--- EXTRACTED MATERIAL ---
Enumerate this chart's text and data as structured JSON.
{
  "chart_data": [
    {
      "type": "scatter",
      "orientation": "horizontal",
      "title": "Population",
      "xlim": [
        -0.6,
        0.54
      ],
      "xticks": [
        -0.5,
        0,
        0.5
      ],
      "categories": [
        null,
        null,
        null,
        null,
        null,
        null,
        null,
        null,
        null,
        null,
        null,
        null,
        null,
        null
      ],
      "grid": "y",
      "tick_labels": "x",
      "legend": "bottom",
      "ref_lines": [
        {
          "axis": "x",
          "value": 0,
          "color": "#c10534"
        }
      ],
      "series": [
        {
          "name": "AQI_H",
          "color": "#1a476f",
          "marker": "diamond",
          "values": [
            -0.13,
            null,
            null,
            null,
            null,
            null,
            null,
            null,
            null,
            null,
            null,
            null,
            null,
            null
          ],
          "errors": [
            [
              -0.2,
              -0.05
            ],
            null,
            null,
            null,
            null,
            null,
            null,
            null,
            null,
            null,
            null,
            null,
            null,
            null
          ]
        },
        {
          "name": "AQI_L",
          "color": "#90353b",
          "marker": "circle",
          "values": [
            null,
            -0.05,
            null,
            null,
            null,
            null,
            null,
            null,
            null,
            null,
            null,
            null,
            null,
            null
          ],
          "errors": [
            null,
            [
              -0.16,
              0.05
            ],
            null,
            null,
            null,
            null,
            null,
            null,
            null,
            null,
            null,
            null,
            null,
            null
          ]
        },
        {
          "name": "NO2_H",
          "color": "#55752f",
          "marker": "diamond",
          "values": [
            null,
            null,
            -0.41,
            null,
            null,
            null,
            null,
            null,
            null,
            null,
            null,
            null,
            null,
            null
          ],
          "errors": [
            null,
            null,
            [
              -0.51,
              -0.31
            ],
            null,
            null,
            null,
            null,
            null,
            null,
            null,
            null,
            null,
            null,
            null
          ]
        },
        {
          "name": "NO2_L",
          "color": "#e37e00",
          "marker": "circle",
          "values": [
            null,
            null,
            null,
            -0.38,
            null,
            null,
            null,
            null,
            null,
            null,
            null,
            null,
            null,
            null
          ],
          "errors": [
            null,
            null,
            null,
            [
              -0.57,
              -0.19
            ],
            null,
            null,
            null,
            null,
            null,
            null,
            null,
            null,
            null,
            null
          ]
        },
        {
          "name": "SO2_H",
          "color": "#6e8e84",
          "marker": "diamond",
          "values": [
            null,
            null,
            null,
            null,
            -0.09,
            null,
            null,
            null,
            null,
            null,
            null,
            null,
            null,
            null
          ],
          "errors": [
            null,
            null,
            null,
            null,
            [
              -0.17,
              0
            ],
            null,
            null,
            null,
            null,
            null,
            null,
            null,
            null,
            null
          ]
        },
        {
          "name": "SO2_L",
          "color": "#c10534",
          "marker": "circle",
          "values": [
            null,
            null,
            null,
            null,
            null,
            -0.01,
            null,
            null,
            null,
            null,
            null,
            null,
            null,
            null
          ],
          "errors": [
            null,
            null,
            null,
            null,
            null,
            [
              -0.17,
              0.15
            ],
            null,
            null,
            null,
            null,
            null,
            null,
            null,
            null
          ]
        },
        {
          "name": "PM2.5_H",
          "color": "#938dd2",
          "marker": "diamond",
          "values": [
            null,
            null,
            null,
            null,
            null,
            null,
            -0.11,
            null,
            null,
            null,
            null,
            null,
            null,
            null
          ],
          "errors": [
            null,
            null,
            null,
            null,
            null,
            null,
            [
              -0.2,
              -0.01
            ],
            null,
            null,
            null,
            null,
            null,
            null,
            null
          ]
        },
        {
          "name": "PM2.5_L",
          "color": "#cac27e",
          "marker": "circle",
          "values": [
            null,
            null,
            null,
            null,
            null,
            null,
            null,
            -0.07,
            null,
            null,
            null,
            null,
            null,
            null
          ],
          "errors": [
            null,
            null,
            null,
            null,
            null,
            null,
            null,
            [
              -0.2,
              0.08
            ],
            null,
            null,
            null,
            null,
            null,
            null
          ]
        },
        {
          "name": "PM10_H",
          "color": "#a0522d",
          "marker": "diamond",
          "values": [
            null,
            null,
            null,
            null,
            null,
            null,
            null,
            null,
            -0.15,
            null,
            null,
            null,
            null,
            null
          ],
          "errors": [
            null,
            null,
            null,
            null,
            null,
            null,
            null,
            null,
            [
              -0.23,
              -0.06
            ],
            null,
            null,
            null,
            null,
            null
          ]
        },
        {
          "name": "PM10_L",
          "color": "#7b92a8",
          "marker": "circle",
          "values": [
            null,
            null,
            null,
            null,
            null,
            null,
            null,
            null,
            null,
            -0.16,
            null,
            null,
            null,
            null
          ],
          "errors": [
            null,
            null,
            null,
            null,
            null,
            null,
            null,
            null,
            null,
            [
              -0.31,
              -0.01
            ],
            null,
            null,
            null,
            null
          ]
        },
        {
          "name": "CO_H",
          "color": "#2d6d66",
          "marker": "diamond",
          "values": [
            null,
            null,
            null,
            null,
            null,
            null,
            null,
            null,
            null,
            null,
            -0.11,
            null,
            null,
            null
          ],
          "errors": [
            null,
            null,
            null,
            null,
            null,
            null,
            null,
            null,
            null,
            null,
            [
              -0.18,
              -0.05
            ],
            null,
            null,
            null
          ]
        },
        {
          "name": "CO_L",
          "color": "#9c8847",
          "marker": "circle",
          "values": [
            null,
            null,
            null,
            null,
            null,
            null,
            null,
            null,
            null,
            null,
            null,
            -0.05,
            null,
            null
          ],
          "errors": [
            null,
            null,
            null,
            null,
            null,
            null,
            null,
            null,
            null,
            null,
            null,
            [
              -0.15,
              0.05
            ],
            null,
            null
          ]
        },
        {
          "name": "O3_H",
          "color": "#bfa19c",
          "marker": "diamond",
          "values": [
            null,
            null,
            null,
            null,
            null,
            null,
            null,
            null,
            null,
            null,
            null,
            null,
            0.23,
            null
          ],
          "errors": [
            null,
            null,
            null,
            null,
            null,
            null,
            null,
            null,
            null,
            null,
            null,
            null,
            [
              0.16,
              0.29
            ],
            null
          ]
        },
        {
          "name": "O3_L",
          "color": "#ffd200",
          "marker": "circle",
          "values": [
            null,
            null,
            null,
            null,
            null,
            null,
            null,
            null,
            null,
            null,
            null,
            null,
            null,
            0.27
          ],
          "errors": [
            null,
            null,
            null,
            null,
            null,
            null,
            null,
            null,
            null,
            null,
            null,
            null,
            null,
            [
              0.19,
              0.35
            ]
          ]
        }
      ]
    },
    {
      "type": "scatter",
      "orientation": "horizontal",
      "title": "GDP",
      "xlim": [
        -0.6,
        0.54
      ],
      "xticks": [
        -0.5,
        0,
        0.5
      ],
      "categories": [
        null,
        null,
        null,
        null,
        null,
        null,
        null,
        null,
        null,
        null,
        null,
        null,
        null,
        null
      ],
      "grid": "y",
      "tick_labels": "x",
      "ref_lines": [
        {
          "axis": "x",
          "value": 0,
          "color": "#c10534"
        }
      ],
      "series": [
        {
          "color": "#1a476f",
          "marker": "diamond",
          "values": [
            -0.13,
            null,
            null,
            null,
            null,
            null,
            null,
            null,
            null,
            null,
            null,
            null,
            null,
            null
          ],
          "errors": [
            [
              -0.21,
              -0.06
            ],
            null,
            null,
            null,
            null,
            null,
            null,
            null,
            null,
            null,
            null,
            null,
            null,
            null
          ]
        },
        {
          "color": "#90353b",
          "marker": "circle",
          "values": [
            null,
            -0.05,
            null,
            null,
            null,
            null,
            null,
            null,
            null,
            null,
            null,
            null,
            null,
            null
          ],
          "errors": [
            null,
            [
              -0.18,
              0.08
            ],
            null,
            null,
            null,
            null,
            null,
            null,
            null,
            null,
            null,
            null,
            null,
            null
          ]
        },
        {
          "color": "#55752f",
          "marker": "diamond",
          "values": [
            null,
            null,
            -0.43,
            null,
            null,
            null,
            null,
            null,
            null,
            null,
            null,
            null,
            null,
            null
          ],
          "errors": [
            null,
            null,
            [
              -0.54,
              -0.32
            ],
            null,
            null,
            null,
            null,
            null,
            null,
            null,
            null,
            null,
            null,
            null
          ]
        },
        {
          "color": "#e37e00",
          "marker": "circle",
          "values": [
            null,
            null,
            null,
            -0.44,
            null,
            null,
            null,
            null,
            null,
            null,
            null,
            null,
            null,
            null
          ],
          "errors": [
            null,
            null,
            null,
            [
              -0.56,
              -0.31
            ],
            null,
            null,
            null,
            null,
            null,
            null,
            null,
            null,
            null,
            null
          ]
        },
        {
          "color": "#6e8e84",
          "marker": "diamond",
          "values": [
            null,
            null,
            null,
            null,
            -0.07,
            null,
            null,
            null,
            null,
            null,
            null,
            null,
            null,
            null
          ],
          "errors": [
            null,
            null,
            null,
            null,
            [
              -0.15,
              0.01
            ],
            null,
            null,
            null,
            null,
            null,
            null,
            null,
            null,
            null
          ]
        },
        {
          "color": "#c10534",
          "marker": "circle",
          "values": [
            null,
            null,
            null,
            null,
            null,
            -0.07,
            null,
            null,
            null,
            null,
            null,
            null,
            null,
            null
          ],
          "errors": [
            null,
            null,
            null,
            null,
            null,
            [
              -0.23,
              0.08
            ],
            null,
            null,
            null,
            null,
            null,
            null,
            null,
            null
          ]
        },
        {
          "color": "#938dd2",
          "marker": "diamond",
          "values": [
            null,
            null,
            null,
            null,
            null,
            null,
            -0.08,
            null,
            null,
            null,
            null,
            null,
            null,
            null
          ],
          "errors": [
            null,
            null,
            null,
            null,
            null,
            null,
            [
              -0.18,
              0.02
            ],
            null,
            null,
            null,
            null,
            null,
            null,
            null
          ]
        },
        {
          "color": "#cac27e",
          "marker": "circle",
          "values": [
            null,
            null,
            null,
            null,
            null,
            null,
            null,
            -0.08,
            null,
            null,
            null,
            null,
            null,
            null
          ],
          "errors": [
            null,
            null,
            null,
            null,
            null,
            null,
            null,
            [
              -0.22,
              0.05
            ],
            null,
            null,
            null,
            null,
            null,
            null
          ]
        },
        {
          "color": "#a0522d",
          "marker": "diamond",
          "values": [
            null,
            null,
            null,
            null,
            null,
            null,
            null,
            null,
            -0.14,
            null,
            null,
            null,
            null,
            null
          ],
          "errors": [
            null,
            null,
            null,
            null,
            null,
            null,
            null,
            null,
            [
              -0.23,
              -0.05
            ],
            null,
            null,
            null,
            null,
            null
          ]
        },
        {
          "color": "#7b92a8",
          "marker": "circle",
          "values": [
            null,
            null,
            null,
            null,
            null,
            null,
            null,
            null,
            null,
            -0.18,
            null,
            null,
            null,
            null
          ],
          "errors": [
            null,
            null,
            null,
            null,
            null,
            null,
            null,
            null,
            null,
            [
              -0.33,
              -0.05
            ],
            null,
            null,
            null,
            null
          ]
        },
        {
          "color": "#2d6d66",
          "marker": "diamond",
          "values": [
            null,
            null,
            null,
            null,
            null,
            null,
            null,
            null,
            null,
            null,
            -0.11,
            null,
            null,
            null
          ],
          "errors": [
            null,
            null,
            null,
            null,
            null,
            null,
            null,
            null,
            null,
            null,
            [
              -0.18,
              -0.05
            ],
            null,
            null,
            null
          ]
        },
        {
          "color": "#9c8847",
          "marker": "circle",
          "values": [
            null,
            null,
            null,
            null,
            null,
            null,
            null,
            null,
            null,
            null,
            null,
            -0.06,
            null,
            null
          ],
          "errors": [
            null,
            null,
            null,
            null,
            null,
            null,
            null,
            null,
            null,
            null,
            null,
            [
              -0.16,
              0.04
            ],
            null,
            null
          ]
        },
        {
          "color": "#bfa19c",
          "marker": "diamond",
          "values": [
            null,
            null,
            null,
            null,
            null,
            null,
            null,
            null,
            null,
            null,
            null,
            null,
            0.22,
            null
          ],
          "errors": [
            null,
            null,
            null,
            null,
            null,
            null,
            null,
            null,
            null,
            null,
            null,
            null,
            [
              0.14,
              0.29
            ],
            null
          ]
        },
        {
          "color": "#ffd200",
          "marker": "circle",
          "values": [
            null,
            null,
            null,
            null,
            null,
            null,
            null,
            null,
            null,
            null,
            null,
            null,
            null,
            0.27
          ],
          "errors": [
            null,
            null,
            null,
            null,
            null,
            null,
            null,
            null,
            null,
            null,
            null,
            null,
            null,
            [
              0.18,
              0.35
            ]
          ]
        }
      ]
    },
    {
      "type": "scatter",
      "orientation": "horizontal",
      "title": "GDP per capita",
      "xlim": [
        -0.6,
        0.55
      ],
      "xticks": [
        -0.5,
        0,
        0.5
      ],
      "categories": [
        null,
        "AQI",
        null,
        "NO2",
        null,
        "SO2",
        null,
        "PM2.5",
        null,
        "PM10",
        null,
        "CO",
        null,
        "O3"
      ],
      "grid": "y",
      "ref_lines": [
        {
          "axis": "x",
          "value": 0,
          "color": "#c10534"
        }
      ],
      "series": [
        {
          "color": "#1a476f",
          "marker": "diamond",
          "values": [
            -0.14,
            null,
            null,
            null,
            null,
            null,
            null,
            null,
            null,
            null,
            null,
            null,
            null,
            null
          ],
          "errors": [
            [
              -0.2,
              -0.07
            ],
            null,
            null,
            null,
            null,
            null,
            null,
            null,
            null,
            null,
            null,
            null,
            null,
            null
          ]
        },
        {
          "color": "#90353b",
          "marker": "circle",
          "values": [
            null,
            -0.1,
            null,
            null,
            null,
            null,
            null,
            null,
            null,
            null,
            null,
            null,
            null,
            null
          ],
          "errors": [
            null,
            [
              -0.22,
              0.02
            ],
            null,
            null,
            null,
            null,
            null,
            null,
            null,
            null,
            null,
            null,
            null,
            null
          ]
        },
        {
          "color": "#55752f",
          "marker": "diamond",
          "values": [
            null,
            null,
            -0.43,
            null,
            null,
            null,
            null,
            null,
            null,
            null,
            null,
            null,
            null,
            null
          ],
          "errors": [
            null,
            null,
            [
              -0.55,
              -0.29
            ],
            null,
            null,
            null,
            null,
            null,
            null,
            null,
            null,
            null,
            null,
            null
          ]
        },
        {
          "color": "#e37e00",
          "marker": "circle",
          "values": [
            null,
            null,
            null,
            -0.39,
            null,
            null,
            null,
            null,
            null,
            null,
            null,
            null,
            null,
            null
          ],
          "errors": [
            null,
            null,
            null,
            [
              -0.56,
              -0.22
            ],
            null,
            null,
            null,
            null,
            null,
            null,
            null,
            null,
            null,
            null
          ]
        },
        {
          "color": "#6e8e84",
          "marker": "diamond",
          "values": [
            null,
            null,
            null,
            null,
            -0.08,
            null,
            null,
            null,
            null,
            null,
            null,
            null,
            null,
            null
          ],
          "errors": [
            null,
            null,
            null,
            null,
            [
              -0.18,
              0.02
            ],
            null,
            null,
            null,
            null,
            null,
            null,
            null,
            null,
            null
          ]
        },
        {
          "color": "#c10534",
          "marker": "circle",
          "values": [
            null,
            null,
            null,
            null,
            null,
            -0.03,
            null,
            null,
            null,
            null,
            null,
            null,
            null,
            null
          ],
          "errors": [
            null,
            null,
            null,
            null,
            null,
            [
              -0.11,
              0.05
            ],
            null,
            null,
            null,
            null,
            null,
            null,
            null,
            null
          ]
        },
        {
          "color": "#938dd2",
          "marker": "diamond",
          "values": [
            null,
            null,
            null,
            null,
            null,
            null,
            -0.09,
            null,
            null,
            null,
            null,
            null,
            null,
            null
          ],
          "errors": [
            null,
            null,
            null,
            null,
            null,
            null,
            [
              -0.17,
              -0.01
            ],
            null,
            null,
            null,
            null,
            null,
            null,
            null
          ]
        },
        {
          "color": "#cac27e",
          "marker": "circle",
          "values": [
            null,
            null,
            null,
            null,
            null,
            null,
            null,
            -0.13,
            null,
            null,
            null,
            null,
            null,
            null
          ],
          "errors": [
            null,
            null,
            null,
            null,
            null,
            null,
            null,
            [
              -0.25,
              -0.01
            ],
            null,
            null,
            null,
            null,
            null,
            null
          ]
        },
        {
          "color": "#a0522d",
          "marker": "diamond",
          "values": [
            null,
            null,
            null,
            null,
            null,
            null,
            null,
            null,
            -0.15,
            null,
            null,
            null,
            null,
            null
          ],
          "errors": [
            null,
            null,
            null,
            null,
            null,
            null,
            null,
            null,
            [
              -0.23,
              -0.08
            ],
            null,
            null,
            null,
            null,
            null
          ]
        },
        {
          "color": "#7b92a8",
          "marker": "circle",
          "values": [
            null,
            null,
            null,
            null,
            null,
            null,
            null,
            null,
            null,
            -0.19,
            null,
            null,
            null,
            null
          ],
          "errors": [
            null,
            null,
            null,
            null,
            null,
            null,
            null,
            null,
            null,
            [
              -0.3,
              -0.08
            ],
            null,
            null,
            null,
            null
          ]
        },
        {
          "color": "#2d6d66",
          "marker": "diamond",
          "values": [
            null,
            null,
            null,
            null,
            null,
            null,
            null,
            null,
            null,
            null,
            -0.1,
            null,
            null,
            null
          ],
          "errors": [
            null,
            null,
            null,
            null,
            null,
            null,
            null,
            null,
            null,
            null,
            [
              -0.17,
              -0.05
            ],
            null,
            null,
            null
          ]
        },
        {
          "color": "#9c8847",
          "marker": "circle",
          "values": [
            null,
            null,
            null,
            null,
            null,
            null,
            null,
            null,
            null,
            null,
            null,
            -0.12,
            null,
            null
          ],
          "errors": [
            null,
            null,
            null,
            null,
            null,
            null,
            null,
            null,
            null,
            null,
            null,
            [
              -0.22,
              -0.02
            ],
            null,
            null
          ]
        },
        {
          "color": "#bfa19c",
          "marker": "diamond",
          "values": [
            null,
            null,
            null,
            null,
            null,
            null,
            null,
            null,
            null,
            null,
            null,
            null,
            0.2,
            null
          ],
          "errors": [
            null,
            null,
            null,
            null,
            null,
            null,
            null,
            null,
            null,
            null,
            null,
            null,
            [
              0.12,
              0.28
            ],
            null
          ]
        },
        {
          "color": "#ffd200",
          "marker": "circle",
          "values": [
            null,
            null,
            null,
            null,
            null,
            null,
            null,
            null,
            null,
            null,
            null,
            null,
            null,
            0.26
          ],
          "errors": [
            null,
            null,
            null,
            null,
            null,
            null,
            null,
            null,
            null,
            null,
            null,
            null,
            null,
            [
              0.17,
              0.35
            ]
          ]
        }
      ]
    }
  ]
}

--- YOUR INSTRUCTIONS ---
From the records above, report the count of lines containing "title" and nothing more.

--- REPLY TO THE EXERCISE ---
3